*Material provided:*
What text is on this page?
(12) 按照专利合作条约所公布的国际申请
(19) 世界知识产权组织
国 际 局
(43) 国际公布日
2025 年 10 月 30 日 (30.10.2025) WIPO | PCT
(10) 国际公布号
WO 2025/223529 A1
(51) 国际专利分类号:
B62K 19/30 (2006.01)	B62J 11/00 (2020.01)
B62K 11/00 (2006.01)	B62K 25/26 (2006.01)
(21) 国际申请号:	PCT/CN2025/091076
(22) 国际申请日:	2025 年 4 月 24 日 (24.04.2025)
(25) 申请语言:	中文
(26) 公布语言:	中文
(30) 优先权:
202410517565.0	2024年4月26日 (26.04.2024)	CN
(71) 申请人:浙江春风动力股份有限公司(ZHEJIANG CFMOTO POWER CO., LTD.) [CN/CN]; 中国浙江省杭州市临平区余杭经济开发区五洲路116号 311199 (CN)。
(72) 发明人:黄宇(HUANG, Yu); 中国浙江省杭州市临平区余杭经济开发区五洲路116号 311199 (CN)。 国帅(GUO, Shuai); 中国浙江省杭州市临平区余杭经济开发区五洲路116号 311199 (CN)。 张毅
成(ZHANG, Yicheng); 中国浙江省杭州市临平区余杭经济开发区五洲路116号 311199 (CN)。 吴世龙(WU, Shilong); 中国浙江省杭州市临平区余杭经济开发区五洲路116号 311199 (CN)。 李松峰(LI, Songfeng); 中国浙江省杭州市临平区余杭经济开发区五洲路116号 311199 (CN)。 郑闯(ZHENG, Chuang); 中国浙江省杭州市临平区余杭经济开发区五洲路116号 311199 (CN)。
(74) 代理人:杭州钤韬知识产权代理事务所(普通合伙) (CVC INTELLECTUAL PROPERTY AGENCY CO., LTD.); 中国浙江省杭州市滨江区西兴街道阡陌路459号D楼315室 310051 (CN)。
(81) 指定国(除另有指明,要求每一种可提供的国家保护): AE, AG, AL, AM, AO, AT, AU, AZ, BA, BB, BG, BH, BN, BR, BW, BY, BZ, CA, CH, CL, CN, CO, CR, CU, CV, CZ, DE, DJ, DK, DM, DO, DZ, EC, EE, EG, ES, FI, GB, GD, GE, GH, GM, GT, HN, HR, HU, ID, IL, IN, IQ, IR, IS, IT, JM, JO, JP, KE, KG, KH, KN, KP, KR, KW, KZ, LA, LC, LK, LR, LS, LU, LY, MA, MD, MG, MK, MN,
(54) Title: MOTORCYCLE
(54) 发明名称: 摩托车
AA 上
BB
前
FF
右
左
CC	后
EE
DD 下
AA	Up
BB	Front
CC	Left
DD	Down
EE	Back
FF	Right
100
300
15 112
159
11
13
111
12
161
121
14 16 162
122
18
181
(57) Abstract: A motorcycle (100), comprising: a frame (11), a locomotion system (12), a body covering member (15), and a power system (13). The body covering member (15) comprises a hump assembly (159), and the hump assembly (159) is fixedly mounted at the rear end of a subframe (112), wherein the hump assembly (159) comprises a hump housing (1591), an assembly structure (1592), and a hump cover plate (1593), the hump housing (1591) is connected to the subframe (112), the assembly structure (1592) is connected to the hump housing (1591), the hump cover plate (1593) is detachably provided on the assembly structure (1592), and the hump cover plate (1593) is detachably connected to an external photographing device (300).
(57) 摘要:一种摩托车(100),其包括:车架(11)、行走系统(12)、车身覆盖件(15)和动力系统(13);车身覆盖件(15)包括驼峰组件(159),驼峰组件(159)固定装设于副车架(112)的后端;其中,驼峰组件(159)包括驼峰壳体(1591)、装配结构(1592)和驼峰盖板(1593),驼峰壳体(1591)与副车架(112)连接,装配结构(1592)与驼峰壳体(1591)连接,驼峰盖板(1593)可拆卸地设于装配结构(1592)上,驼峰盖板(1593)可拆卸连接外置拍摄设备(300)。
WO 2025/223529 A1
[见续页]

*Your task:* Take the entries above and transcribe them exactly.

*Result:*
What text is on this page?
(12) 按照专利合作条约所公布的国际申请
(19) 世界知识产权组织
国 际 局
(43) 国际公布日
2025 年 10 月 30 日 (30.10.2025) WIPO | PCT
(10) 国际公布号
WO 2025/223529 A1
(51) 国际专利分类号:
B62K 19/30 (2006.01)	B62J 11/00 (2020.01)
B62K 11/00 (2006.01)	B62K 25/26 (2006.01)
(21) 国际申请号:	PCT/CN2025/091076
(22) 国际申请日:	2025 年 4 月 24 日 (24.04.2025)
(25) 申请语言:	中文
(26) 公布语言:	中文
(30) 优先权:
202410517565.0	2024年4月26日 (26.04.2024)	CN
(71) 申请人:浙江春风动力股份有限公司(ZHEJIANG CFMOTO POWER CO., LTD.) [CN/CN]; 中国浙江省杭州市临平区余杭经济开发区五洲路116号 311199 (CN)。
(72) 发明人:黄宇(HUANG, Yu); 中国浙江省杭州市临平区余杭经济开发区五洲路116号 311199 (CN)。 国帅(GUO, Shuai); 中国浙江省杭州市临平区余杭经济开发区五洲路116号 311199 (CN)。 张毅
成(ZHANG, Yicheng); 中国浙江省杭州市临平区余杭经济开发区五洲路116号 311199 (CN)。 吴世龙(WU, Shilong); 中国浙江省杭州市临平区余杭经济开发区五洲路116号 311199 (CN)。 李松峰(LI, Songfeng); 中国浙江省杭州市临平区余杭经济开发区五洲路116号 311199 (CN)。 郑闯(ZHENG, Chuang); 中国浙江省杭州市临平区余杭经济开发区五洲路116号 311199 (CN)。
(74) 代理人:杭州钤韬知识产权代理事务所(普通合伙) (CVC INTELLECTUAL PROPERTY AGENCY CO., LTD.); 中国浙江省杭州市滨江区西兴街道阡陌路459号D楼315室 310051 (CN)。
(81) 指定国(除另有指明,要求每一种可提供的国家保护): AE, AG, AL, AM, AO, AT, AU, AZ, BA, BB, BG, BH, BN, BR, BW, BY, BZ, CA, CH, CL, CN, CO, CR, CU, CV, CZ, DE, DJ, DK, DM, DO, DZ, EC, EE, EG, ES, FI, GB, GD, GE, GH, GM, GT, HN, HR, HU, ID, IL, IN, IQ, IR, IS, IT, JM, JO, JP, KE, KG, KH, KN, KP, KR, KW, KZ, LA, LC, LK, LR, LS, LU, LY, MA, MD, MG, MK, MN,
(54) Title: MOTORCYCLE
(54) 发明名称: 摩托车
AA 上
BB
前
FF
右
左
CC	后
EE
DD 下
AA	Up
BB	Front
CC	Left
DD	Down
EE	Back
FF	Right
100
300
15 112
159
11
13
111
12
161
121
14 16 162
122
18
181
(57) Abstract: A motorcycle (100), comprising: a frame (11), a locomotion system (12), a body covering member (15), and a power system (13). The body covering member (15) comprises a hump assembly (159), and the hump assembly (159) is fixedly mounted at the rear end of a subframe (112), wherein the hump assembly (159) comprises a hump housing (1591), an assembly structure (1592), and a hump cover plate (1593), the hump housing (1591) is connected to the subframe (112), the assembly structure (1592) is connected to the hump housing (1591), the hump cover plate (1593) is detachably provided on the assembly structure (1592), and the hump cover plate (1593) is detachably connected to an external photographing device (300).
(57) 摘要:一种摩托车(100),其包括:车架(11)、行走系统(12)、车身覆盖件(15)和动力系统(13);车身覆盖件(15)包括驼峰组件(159),驼峰组件(159)固定装设于副车架(112)的后端;其中,驼峰组件(159)包括驼峰壳体(1591)、装配结构(1592)和驼峰盖板(1593),驼峰壳体(1591)与副车架(112)连接,装配结构(1592)与驼峰壳体(1591)连接,驼峰盖板(1593)可拆卸地设于装配结构(1592)上,驼峰盖板(1593)可拆卸连接外置拍摄设备(300)。
WO 2025/223529 A1
[见续页]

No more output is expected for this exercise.